Write the material out again, line by line, exactly as it is.

* [Figure record extracts]:
--- BEGIN ---
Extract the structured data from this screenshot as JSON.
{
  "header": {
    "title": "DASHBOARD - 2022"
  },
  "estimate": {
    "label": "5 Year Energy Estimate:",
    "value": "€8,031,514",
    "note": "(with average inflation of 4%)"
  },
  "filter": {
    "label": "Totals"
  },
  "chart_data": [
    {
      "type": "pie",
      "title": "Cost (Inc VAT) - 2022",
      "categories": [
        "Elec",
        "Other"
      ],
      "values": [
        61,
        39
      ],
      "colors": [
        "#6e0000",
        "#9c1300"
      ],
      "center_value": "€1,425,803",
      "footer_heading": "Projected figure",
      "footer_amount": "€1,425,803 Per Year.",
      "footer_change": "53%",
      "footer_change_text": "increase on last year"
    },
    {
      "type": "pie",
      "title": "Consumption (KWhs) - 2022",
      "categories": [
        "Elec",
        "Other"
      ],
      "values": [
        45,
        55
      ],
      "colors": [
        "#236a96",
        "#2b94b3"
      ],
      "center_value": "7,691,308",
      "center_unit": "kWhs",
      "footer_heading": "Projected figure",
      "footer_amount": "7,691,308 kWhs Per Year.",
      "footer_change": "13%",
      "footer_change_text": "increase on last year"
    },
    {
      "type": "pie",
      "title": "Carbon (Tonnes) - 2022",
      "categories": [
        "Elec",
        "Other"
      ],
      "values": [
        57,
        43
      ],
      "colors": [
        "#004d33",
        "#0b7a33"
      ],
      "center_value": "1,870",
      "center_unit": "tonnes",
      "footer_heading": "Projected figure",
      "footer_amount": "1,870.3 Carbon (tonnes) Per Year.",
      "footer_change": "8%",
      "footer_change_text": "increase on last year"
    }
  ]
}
--- END ---
* [Exercise output]:
Extract the structured data from this screenshot as JSON.
{
  "header": {
    "title": "DASHBOARD - 2022"
  },
  "estimate": {
    "label": "5 Year Energy Estimate:",
    "value": "€8,031,514",
    "note": "(with average inflation of 4%)"
  },
  "filter": {
    "label": "Totals"
  },
  "chart_data": [
    {
      "type": "pie",
      "title": "Cost (Inc VAT) - 2022",
      "categories": [
        "Elec",
        "Other"
      ],
      "values": [
        61,
        39
      ],
      "colors": [
        "#6e0000",
        "#9c1300"
      ],
      "center_value": "€1,425,803",
      "footer_heading": "Projected figure",
      "footer_amount": "€1,425,803 Per Year.",
      "footer_change": "53%",
      "footer_change_text": "increase on last year"
    },
    {
      "type": "pie",
      "title": "Consumption (KWhs) - 2022",
      "categories": [
        "Elec",
        "Other"
      ],
      "values": [
        45,
        55
      ],
      "colors": [
        "#236a96",
        "#2b94b3"
      ],
      "center_value": "7,691,308",
      "center_unit": "kWhs",
      "footer_heading": "Projected figure",
      "footer_amount": "7,691,308 kWhs Per Year.",
      "footer_change": "13%",
      "footer_change_text": "increase on last year"
    },
    {
      "type": "pie",
      "title": "Carbon (Tonnes) - 2022",
      "categories": [
        "Elec",
        "Other"
      ],
      "values": [
        57,
        43
      ],
      "colors": [
        "#004d33",
        "#0b7a33"
      ],
      "center_value": "1,870",
      "center_unit": "tonnes",
      "footer_heading": "Projected figure",
      "footer_amount": "1,870.3 Carbon (tonnes) Per Year.",
      "footer_change": "8%",
      "footer_change_text": "increase on last year"
    }
  ]
}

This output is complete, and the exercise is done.